[WHAT THIS TASK INVOLVES]
Quote precisely the final stretch of the listing: start at the line containing "What's the underlying" and stop after the last line.

[MATERIAL TO PROCESS]
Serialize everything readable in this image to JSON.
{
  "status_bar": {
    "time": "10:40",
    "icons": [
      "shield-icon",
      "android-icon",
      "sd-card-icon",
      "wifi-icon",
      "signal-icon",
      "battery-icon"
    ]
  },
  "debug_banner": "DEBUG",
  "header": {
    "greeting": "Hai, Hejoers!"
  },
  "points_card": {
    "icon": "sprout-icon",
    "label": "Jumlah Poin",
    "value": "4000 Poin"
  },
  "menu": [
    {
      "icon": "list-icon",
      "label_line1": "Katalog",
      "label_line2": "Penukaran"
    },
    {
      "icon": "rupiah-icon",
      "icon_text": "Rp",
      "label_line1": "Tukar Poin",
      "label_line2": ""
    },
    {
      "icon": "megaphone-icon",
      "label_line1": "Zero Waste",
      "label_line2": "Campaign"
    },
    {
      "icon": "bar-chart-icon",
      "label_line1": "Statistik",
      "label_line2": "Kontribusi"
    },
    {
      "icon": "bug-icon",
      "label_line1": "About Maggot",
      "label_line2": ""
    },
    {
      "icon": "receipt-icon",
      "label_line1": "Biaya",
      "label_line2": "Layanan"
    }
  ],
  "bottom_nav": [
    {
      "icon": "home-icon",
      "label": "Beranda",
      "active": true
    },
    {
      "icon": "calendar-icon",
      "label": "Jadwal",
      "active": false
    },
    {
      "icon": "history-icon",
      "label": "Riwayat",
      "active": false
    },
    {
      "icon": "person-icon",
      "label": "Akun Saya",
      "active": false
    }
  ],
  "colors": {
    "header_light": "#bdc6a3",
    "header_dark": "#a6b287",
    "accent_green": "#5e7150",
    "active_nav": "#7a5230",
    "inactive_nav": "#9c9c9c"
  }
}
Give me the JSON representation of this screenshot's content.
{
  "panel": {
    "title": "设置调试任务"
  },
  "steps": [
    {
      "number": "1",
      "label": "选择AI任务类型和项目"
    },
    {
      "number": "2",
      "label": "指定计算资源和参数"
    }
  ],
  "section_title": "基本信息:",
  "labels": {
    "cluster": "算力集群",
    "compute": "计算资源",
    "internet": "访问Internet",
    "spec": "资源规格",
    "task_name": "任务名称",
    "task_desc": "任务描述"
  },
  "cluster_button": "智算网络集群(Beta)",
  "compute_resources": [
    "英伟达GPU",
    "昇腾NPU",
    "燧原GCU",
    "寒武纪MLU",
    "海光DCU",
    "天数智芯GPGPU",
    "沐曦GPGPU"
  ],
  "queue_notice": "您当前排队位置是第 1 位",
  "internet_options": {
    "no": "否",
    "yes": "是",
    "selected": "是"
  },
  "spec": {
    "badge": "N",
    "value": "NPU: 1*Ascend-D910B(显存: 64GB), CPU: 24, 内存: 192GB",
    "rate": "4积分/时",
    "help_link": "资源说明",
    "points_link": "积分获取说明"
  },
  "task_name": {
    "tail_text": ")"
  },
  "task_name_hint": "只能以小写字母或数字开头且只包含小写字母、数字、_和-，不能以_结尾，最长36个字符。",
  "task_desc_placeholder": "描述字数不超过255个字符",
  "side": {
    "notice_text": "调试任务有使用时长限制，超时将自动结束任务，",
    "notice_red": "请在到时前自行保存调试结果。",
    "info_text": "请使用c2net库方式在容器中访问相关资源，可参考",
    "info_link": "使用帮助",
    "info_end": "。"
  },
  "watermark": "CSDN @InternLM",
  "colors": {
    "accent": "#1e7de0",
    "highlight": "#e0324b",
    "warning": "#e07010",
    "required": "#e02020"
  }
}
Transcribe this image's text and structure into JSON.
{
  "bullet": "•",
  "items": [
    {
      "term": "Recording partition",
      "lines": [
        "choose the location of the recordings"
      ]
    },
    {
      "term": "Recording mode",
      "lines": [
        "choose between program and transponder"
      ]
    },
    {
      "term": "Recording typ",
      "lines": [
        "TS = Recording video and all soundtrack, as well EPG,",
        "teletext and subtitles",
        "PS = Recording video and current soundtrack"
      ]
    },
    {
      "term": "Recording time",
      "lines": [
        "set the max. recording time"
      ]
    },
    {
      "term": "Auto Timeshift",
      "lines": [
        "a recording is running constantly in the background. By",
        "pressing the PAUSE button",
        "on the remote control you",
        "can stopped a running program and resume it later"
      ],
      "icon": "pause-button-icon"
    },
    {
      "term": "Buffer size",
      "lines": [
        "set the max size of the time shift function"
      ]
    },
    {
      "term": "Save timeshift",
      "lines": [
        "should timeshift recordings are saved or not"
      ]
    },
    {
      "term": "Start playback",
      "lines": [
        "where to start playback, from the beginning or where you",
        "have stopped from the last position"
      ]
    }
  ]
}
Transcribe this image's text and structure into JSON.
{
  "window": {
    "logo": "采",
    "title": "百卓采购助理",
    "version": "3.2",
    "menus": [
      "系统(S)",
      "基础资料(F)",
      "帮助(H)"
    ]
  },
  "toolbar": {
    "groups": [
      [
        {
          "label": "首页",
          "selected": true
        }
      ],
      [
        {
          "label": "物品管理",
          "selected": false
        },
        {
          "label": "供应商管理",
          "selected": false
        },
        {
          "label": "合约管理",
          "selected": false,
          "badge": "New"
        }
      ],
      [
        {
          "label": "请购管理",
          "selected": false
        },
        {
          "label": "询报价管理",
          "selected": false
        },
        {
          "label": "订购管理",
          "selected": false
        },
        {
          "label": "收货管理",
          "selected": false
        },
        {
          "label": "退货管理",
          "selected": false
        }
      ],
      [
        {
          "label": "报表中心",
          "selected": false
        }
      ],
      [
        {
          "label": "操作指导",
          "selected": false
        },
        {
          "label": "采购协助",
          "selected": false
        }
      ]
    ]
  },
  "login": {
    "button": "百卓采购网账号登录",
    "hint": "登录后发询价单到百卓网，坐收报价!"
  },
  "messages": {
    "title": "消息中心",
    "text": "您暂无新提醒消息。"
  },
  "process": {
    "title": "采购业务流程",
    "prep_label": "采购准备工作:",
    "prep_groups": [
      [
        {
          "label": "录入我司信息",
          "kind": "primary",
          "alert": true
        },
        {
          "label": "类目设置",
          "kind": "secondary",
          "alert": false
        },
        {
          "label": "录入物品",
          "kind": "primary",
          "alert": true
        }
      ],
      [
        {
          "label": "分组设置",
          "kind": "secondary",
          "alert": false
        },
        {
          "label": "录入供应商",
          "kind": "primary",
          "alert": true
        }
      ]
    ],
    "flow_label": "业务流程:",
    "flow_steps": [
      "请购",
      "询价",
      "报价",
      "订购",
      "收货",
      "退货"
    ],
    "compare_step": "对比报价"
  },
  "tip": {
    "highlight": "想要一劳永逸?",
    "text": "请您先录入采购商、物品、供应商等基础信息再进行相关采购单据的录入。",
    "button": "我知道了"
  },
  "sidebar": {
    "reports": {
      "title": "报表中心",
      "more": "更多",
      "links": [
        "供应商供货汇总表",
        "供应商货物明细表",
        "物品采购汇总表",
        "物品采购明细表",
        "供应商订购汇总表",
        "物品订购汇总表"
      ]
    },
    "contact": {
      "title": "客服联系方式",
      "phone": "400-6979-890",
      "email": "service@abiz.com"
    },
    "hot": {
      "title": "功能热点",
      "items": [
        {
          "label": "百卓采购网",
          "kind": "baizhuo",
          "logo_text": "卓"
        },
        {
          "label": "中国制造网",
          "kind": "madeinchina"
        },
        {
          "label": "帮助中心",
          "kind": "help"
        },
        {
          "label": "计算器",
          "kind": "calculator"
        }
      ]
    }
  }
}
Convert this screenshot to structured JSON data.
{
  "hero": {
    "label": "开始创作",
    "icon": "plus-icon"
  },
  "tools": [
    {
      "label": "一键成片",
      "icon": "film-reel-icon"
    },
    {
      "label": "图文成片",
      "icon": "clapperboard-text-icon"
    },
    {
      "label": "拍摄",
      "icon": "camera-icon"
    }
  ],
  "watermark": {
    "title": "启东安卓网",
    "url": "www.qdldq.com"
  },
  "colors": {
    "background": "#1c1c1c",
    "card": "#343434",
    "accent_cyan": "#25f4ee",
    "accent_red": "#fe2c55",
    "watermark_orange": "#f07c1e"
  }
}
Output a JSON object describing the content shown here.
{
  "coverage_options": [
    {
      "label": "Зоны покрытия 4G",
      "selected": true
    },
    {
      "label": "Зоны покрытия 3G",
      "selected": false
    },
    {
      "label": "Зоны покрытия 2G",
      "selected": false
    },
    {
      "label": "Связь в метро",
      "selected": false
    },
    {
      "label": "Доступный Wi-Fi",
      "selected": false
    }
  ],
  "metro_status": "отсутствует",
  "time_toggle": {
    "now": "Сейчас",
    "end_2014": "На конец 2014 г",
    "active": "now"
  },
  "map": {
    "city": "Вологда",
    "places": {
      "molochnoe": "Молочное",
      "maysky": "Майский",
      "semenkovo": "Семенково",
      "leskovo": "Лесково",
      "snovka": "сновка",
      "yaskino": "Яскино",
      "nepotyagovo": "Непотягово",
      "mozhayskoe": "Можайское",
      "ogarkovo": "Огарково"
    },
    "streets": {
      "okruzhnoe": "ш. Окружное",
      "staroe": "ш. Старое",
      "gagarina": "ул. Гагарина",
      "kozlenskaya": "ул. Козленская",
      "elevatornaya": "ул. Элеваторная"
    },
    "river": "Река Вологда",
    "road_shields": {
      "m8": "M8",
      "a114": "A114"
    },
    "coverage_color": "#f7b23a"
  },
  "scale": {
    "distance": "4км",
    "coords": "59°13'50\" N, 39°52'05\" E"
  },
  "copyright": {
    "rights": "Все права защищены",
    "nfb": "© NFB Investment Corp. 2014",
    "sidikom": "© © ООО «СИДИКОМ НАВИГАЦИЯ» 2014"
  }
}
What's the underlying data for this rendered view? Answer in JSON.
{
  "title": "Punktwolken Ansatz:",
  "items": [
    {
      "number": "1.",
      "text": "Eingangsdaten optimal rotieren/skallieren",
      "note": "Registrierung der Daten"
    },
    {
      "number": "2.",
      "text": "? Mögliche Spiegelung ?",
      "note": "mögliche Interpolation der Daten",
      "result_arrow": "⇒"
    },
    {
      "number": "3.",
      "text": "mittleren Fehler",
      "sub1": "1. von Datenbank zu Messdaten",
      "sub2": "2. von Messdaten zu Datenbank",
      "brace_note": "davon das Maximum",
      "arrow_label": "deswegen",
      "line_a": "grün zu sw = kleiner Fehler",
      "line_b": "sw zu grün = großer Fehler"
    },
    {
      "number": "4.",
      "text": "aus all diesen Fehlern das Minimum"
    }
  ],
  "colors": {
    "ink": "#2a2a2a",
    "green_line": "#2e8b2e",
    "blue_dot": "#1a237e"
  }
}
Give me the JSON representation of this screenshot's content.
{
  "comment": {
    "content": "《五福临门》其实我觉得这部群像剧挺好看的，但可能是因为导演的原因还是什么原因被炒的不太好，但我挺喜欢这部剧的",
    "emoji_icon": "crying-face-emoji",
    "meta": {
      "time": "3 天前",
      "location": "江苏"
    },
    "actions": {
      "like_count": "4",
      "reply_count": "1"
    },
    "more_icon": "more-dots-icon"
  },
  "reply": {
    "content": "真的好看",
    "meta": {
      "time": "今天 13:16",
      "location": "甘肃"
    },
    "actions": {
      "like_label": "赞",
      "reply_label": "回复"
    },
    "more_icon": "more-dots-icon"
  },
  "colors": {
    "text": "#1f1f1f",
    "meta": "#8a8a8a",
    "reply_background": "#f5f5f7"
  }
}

[ANSWER TO THIS EXERCISE]
What's the underlying data for this rendered view? Answer in JSON.
{
  "title": "Punktwolken Ansatz:",
  "items": [
    {
      "number": "1.",
      "text": "Eingangsdaten optimal rotieren/skallieren",
      "note": "Registrierung der Daten"
    },
    {
      "number": "2.",
      "text": "? Mögliche Spiegelung ?",
      "note": "mögliche Interpolation der Daten",
      "result_arrow": "⇒"
    },
    {
      "number": "3.",
      "text": "mittleren Fehler",
      "sub1": "1. von Datenbank zu Messdaten",
      "sub2": "2. von Messdaten zu Datenbank",
      "brace_note": "davon das Maximum",
      "arrow_label": "deswegen",
      "line_a": "grün zu sw = kleiner Fehler",
      "line_b": "sw zu grün = großer Fehler"
    },
    {
      "number": "4.",
      "text": "aus all diesen Fehlern das Minimum"
    }
  ],
  "colors": {
    "ink": "#2a2a2a",
    "green_line": "#2e8b2e",
    "blue_dot": "#1a237e"
  }
}
Give me the JSON representation of this screenshot's content.
{
  "comment": {
    "content": "《五福临门》其实我觉得这部群像剧挺好看的，但可能是因为导演的原因还是什么原因被炒的不太好，但我挺喜欢这部剧的",
    "emoji_icon": "crying-face-emoji",
    "meta": {
      "time": "3 天前",
      "location": "江苏"
    },
    "actions": {
      "like_count": "4",
      "reply_count": "1"
    },
    "more_icon": "more-dots-icon"
  },
  "reply": {
    "content": "真的好看",
    "meta": {
      "time": "今天 13:16",
      "location": "甘肃"
    },
    "actions": {
      "like_label": "赞",
      "reply_label": "回复"
    },
    "more_icon": "more-dots-icon"
  },
  "colors": {
    "text": "#1f1f1f",
    "meta": "#8a8a8a",
    "reply_background": "#f5f5f7"
  }
}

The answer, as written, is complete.